STATED TASK - Lay out the records from the line containing "Decompose this screenshot" through the line containing "sunrise-text: Sunrise: 7:26" as a two-column CSV with the headers input and output. Give one row per record, with its opening line under input and the lines that follow under output, each in a single quoted field with line breaks replaced by spaces.

LISTING -
_____
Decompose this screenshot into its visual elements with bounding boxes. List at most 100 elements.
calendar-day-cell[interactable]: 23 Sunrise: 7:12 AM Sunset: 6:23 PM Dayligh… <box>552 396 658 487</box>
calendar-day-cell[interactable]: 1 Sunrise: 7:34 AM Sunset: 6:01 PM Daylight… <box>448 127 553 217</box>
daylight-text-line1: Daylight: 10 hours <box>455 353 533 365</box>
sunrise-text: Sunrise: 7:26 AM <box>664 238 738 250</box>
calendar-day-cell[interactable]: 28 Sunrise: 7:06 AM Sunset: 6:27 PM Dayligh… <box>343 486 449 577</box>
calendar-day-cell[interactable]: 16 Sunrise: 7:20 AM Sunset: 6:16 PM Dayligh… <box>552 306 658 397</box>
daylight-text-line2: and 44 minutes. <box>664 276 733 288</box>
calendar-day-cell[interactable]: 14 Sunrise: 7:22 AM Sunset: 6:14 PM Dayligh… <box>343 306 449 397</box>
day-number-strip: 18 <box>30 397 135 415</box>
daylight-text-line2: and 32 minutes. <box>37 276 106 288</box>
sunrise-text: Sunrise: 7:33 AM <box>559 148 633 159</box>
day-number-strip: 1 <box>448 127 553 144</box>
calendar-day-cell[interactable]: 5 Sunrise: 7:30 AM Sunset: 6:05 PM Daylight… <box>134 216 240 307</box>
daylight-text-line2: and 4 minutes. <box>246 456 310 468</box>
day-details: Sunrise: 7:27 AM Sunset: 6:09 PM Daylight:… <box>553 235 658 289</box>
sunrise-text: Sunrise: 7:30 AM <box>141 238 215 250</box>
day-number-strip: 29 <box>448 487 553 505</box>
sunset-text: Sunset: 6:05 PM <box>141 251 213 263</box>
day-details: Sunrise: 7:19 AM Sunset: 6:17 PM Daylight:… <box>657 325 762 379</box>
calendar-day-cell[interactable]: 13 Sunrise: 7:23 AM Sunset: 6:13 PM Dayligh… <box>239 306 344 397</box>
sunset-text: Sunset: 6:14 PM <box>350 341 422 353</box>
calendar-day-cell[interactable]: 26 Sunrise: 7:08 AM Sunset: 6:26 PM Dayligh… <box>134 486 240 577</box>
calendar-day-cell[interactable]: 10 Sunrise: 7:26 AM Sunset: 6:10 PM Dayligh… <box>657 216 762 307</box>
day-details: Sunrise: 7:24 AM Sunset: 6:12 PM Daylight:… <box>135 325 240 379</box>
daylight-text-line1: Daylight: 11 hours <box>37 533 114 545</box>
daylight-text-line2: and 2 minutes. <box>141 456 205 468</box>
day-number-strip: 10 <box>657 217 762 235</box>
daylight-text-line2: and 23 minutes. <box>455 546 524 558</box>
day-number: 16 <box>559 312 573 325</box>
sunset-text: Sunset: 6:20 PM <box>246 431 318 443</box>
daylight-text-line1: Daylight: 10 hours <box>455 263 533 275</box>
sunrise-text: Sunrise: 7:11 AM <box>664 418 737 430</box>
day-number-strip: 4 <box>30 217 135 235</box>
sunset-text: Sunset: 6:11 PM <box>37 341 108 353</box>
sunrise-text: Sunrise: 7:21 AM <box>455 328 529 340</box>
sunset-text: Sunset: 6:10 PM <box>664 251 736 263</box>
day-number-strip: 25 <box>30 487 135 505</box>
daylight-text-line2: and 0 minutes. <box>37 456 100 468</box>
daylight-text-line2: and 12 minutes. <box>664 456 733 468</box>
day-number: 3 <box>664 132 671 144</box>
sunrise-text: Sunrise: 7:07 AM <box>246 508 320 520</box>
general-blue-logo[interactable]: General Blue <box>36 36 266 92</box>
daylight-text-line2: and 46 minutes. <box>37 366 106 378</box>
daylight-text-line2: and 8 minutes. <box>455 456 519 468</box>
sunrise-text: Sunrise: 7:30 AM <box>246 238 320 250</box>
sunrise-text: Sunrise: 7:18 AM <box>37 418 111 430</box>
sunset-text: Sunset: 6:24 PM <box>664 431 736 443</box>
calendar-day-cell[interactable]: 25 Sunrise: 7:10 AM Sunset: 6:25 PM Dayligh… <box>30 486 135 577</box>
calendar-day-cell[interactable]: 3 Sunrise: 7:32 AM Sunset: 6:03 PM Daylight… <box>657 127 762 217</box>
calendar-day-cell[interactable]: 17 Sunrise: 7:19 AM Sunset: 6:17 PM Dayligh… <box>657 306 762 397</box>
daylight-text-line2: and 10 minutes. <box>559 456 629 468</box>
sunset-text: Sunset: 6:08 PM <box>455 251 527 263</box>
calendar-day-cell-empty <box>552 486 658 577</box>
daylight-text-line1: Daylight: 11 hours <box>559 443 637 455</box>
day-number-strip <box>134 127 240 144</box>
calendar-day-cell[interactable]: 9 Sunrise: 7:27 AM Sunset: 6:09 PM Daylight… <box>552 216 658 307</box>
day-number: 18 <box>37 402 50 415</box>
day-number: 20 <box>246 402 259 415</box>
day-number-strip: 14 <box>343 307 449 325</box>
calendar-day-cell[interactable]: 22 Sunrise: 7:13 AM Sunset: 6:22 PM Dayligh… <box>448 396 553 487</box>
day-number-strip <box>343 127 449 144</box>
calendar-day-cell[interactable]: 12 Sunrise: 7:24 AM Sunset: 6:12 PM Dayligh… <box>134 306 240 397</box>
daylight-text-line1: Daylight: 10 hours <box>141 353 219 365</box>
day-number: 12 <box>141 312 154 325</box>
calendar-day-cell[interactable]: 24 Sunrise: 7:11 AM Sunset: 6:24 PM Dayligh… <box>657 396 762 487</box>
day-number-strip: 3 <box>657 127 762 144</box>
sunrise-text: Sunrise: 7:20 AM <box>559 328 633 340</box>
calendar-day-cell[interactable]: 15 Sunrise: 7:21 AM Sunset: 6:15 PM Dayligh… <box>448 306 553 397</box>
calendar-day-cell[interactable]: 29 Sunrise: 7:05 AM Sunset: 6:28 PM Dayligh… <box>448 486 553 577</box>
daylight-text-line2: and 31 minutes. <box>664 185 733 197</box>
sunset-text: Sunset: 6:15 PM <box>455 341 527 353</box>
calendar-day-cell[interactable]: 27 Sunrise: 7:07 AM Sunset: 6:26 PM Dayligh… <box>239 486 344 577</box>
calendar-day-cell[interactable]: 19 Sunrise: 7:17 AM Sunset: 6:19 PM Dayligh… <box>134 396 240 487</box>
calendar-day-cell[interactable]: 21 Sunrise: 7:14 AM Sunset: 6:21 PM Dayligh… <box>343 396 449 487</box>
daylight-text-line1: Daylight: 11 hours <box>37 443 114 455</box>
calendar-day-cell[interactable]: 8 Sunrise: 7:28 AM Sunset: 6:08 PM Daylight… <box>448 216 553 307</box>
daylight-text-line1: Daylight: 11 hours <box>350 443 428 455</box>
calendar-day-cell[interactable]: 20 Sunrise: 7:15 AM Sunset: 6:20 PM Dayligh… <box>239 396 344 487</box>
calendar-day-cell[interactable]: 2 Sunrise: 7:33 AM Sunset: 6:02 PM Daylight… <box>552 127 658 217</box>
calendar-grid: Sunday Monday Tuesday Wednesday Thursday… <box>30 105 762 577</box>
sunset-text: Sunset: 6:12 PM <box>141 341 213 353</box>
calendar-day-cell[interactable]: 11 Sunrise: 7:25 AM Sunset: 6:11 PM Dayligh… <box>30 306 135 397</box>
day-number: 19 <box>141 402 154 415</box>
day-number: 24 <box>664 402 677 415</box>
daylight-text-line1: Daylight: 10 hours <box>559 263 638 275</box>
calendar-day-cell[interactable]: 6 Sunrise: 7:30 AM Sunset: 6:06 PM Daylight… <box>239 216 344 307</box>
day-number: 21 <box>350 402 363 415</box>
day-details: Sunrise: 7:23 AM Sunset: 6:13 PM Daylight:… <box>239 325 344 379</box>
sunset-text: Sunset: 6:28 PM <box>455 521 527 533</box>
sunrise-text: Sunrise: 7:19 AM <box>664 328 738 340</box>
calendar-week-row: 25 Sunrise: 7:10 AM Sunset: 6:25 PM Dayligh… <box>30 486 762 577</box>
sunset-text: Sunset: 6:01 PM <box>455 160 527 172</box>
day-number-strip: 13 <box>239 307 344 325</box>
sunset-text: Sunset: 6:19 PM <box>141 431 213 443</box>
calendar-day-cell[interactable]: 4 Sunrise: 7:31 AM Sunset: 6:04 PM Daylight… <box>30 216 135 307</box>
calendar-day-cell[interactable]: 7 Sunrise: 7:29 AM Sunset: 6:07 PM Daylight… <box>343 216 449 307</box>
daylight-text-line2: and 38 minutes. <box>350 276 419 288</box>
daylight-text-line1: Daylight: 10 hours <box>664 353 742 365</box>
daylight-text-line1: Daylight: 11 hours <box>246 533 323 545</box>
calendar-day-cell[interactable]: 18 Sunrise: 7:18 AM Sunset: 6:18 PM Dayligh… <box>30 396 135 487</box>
_____
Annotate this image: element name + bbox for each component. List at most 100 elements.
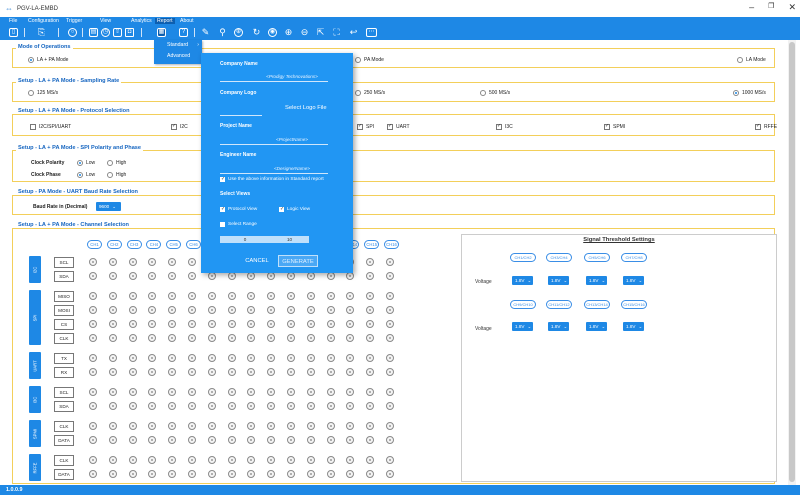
_____
WRITTEN ANSWER -
input,output
"Decompose this screenshot into its visual elements with bounding boxes. List at most 100 elements.","calendar-day-cell[interactable]: 23 Sunrise: 7:12 AM Sunset: 6:23 PM Dayligh… <box>552 396 658 487</box> calendar-day-cell[interactable]: 1 Sunrise: 7:34 AM Sunset: 6:01 PM Daylight… <box>448 127 553 217</box> daylight-text-line1: Daylight: 10 hours <box>455 353 533 365</box> sunrise-text: Sunrise: 7:26 AM <box>664 238 738 250</box>"